Problem requirements: Print all records exactly, leaving nothing out.

----- Stored data

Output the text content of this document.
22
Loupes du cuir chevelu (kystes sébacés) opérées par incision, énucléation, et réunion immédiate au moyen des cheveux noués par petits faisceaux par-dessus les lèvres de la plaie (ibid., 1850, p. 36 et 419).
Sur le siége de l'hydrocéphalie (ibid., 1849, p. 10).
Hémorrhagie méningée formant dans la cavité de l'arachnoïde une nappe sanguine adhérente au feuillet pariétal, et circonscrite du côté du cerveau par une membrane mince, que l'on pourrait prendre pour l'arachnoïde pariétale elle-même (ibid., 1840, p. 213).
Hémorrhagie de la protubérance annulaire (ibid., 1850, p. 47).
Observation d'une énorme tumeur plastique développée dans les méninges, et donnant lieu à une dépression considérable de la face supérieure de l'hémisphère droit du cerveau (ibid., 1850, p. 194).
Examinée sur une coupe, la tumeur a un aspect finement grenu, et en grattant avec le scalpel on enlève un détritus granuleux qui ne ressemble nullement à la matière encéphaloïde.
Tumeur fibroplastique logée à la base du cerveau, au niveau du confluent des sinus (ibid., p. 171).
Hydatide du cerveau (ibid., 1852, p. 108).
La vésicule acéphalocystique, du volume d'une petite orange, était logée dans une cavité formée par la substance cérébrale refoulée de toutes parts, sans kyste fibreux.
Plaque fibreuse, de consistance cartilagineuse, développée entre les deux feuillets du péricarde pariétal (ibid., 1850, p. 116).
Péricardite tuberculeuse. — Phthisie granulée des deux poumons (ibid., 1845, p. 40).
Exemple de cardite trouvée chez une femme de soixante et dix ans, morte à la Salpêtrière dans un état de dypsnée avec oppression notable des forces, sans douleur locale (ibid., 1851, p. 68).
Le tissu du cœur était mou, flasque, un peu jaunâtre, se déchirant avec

----------

Response to the task:
Output the text content of this document.
22
Loupes du cuir chevelu (kystes sébacés) opérées par incision, énucléation, et réunion immédiate au moyen des cheveux noués par petits faisceaux par-dessus les lèvres de la plaie (ibid., 1850, p. 36 et 419).
Sur le siége de l'hydrocéphalie (ibid., 1849, p. 10).
Hémorrhagie méningée formant dans la cavité de l'arachnoïde une nappe sanguine adhérente au feuillet pariétal, et circonscrite du côté du cerveau par une membrane mince, que l'on pourrait prendre pour l'arachnoïde pariétale elle-même (ibid., 1840, p. 213).
Hémorrhagie de la protubérance annulaire (ibid., 1850, p. 47).
Observation d'une énorme tumeur plastique développée dans les méninges, et donnant lieu à une dépression considérable de la face supérieure de l'hémisphère droit du cerveau (ibid., 1850, p. 194).
Examinée sur une coupe, la tumeur a un aspect finement grenu, et en grattant avec le scalpel on enlève un détritus granuleux qui ne ressemble nullement à la matière encéphaloïde.
Tumeur fibroplastique logée à la base du cerveau, au niveau du confluent des sinus (ibid., p. 171).
Hydatide du cerveau (ibid., 1852, p. 108).
La vésicule acéphalocystique, du volume d'une petite orange, était logée dans une cavité formée par la substance cérébrale refoulée de toutes parts, sans kyste fibreux.
Plaque fibreuse, de consistance cartilagineuse, développée entre les deux feuillets du péricarde pariétal (ibid., 1850, p. 116).
Péricardite tuberculeuse. — Phthisie granulée des deux poumons (ibid., 1845, p. 40).
Exemple de cardite trouvée chez une femme de soixante et dix ans, morte à la Salpêtrière dans un état de dypsnée avec oppression notable des forces, sans douleur locale (ibid., 1851, p. 68).
Le tissu du cœur était mou, flasque, un peu jaunâtre, se déchirant avec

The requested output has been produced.